◆ **Goal**
Your task is to copy every line of this material exactly.

▼▼▼

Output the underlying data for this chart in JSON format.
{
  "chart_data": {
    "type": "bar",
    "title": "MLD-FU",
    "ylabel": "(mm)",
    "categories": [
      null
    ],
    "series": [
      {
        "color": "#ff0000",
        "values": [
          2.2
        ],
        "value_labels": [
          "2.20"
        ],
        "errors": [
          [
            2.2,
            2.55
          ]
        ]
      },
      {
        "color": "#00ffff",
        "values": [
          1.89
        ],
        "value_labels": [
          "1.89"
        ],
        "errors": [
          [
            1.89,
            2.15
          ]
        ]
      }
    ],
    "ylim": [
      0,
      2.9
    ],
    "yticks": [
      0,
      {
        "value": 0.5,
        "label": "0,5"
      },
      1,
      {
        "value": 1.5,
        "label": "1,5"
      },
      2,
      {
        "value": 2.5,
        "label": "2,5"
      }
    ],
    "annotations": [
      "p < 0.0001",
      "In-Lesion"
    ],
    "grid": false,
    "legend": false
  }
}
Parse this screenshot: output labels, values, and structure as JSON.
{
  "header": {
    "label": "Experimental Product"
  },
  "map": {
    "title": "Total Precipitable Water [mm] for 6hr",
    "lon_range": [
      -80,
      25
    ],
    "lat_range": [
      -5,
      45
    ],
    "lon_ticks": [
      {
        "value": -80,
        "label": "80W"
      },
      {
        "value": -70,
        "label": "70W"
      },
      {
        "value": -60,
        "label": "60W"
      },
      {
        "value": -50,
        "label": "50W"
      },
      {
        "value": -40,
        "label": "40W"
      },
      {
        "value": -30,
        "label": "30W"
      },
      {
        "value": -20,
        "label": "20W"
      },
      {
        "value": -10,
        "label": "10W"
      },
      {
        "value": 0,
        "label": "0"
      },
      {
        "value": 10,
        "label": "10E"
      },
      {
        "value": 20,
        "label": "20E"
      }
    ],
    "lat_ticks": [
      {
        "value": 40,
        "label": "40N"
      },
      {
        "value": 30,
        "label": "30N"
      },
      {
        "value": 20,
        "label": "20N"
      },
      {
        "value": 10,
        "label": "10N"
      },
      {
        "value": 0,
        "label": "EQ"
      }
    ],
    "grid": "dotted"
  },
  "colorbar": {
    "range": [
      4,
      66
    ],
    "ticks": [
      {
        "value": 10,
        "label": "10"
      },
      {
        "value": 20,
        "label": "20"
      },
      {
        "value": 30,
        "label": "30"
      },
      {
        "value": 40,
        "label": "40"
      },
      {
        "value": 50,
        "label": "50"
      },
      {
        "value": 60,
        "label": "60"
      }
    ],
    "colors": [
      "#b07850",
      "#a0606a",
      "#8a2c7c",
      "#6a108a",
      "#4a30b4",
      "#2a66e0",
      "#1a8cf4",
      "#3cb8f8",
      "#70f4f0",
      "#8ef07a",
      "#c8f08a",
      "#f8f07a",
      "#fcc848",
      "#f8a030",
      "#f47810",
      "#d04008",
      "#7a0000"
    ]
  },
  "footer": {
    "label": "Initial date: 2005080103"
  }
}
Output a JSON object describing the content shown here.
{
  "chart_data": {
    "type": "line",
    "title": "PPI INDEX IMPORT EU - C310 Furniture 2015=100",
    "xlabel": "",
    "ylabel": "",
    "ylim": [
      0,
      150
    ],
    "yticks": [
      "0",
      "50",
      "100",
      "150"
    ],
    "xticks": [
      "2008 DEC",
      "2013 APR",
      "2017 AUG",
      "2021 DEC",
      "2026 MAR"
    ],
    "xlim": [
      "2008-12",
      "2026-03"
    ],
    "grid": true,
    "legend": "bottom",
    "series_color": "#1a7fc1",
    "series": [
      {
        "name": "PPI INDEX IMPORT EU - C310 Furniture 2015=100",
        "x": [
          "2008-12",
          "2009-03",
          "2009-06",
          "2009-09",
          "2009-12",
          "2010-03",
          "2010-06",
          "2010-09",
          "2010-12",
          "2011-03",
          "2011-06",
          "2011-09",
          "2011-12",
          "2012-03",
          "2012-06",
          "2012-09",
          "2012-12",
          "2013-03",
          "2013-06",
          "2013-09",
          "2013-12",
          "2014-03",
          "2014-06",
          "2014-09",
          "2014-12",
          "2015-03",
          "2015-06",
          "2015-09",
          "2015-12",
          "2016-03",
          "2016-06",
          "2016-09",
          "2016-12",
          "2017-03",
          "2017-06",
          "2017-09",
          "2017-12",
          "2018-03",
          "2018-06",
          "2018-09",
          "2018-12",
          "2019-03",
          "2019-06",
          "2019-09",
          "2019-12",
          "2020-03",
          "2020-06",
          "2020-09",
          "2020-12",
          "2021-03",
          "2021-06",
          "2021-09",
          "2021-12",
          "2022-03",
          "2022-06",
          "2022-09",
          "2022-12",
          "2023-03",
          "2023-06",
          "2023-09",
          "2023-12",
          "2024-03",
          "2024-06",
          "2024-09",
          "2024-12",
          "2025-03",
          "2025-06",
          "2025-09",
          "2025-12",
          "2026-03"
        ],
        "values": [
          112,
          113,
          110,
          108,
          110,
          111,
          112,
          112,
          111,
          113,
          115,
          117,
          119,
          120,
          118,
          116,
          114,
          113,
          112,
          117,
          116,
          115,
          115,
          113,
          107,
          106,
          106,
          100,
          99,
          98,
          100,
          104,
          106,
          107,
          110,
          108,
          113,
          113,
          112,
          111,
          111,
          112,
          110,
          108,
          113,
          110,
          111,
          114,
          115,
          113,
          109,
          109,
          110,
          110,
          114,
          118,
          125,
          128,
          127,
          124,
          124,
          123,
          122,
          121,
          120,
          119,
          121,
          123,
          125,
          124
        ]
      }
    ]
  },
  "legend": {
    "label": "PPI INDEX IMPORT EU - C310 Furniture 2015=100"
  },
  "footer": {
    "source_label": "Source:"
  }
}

▲▲▲

◆ **Answer**
Output the underlying data for this chart in JSON format.
{
  "chart_data": {
    "type": "bar",
    "title": "MLD-FU",
    "ylabel": "(mm)",
    "categories": [
      null
    ],
    "series": [
      {
        "color": "#ff0000",
        "values": [
          2.2
        ],
        "value_labels": [
          "2.20"
        ],
        "errors": [
          [
            2.2,
            2.55
          ]
        ]
      },
      {
        "color": "#00ffff",
        "values": [
          1.89
        ],
        "value_labels": [
          "1.89"
        ],
        "errors": [
          [
            1.89,
            2.15
          ]
        ]
      }
    ],
    "ylim": [
      0,
      2.9
    ],
    "yticks": [
      0,
      {
        "value": 0.5,
        "label": "0,5"
      },
      1,
      {
        "value": 1.5,
        "label": "1,5"
      },
      2,
      {
        "value": 2.5,
        "label": "2,5"
      }
    ],
    "annotations": [
      "p < 0.0001",
      "In-Lesion"
    ],
    "grid": false,
    "legend": false
  }
}
Parse this screenshot: output labels, values, and structure as JSON.
{
  "header": {
    "label": "Experimental Product"
  },
  "map": {
    "title": "Total Precipitable Water [mm] for 6hr",
    "lon_range": [
      -80,
      25
    ],
    "lat_range": [
      -5,
      45
    ],
    "lon_ticks": [
      {
        "value": -80,
        "label": "80W"
      },
      {
        "value": -70,
        "label": "70W"
      },
      {
        "value": -60,
        "label": "60W"
      },
      {
        "value": -50,
        "label": "50W"
      },
      {
        "value": -40,
        "label": "40W"
      },
      {
        "value": -30,
        "label": "30W"
      },
      {
        "value": -20,
        "label": "20W"
      },
      {
        "value": -10,
        "label": "10W"
      },
      {
        "value": 0,
        "label": "0"
      },
      {
        "value": 10,
        "label": "10E"
      },
      {
        "value": 20,
        "label": "20E"
      }
    ],
    "lat_ticks": [
      {
        "value": 40,
        "label": "40N"
      },
      {
        "value": 30,
        "label": "30N"
      },
      {
        "value": 20,
        "label": "20N"
      },
      {
        "value": 10,
        "label": "10N"
      },
      {
        "value": 0,
        "label": "EQ"
      }
    ],
    "grid": "dotted"
  },
  "colorbar": {
    "range": [
      4,
      66
    ],
    "ticks": [
      {
        "value": 10,
        "label": "10"
      },
      {
        "value": 20,
        "label": "20"
      },
      {
        "value": 30,
        "label": "30"
      },
      {
        "value": 40,
        "label": "40"
      },
      {
        "value": 50,
        "label": "50"
      },
      {
        "value": 60,
        "label": "60"
      }
    ],
    "colors": [
      "#b07850",
      "#a0606a",
      "#8a2c7c",
      "#6a108a",
      "#4a30b4",
      "#2a66e0",
      "#1a8cf4",
      "#3cb8f8",
      "#70f4f0",
      "#8ef07a",
      "#c8f08a",
      "#f8f07a",
      "#fcc848",
      "#f8a030",
      "#f47810",
      "#d04008",
      "#7a0000"
    ]
  },
  "footer": {
    "label": "Initial date: 2005080103"
  }
}
Output a JSON object describing the content shown here.
{
  "chart_data": {
    "type": "line",
    "title": "PPI INDEX IMPORT EU - C310 Furniture 2015=100",
    "xlabel": "",
    "ylabel": "",
    "ylim": [
      0,
      150
    ],
    "yticks": [
      "0",
      "50",
      "100",
      "150"
    ],
    "xticks": [
      "2008 DEC",
      "2013 APR",
      "2017 AUG",
      "2021 DEC",
      "2026 MAR"
    ],
    "xlim": [
      "2008-12",
      "2026-03"
    ],
    "grid": true,
    "legend": "bottom",
    "series_color": "#1a7fc1",
    "series": [
      {
        "name": "PPI INDEX IMPORT EU - C310 Furniture 2015=100",
        "x": [
          "2008-12",
          "2009-03",
          "2009-06",
          "2009-09",
          "2009-12",
          "2010-03",
          "2010-06",
          "2010-09",
          "2010-12",
          "2011-03",
          "2011-06",
          "2011-09",
          "2011-12",
          "2012-03",
          "2012-06",
          "2012-09",
          "2012-12",
          "2013-03",
          "2013-06",
          "2013-09",
          "2013-12",
          "2014-03",
          "2014-06",
          "2014-09",
          "2014-12",
          "2015-03",
          "2015-06",
          "2015-09",
          "2015-12",
          "2016-03",
          "2016-06",
          "2016-09",
          "2016-12",
          "2017-03",
          "2017-06",
          "2017-09",
          "2017-12",
          "2018-03",
          "2018-06",
          "2018-09",
          "2018-12",
          "2019-03",
          "2019-06",
          "2019-09",
          "2019-12",
          "2020-03",
          "2020-06",
          "2020-09",
          "2020-12",
          "2021-03",
          "2021-06",
          "2021-09",
          "2021-12",
          "2022-03",
          "2022-06",
          "2022-09",
          "2022-12",
          "2023-03",
          "2023-06",
          "2023-09",
          "2023-12",
          "2024-03",
          "2024-06",
          "2024-09",
          "2024-12",
          "2025-03",
          "2025-06",
          "2025-09",
          "2025-12",
          "2026-03"
        ],
        "values": [
          112,
          113,
          110,
          108,
          110,
          111,
          112,
          112,
          111,
          113,
          115,
          117,
          119,
          120,
          118,
          116,
          114,
          113,
          112,
          117,
          116,
          115,
          115,
          113,
          107,
          106,
          106,
          100,
          99,
          98,
          100,
          104,
          106,
          107,
          110,
          108,
          113,
          113,
          112,
          111,
          111,
          112,
          110,
          108,
          113,
          110,
          111,
          114,
          115,
          113,
          109,
          109,
          110,
          110,
          114,
          118,
          125,
          128,
          127,
          124,
          124,
          123,
          122,
          121,
          120,
          119,
          121,
          123,
          125,
          124
        ]
      }
    ]
  },
  "legend": {
    "label": "PPI INDEX IMPORT EU - C310 Furniture 2015=100"
  },
  "footer": {
    "source_label": "Source:"
  }
}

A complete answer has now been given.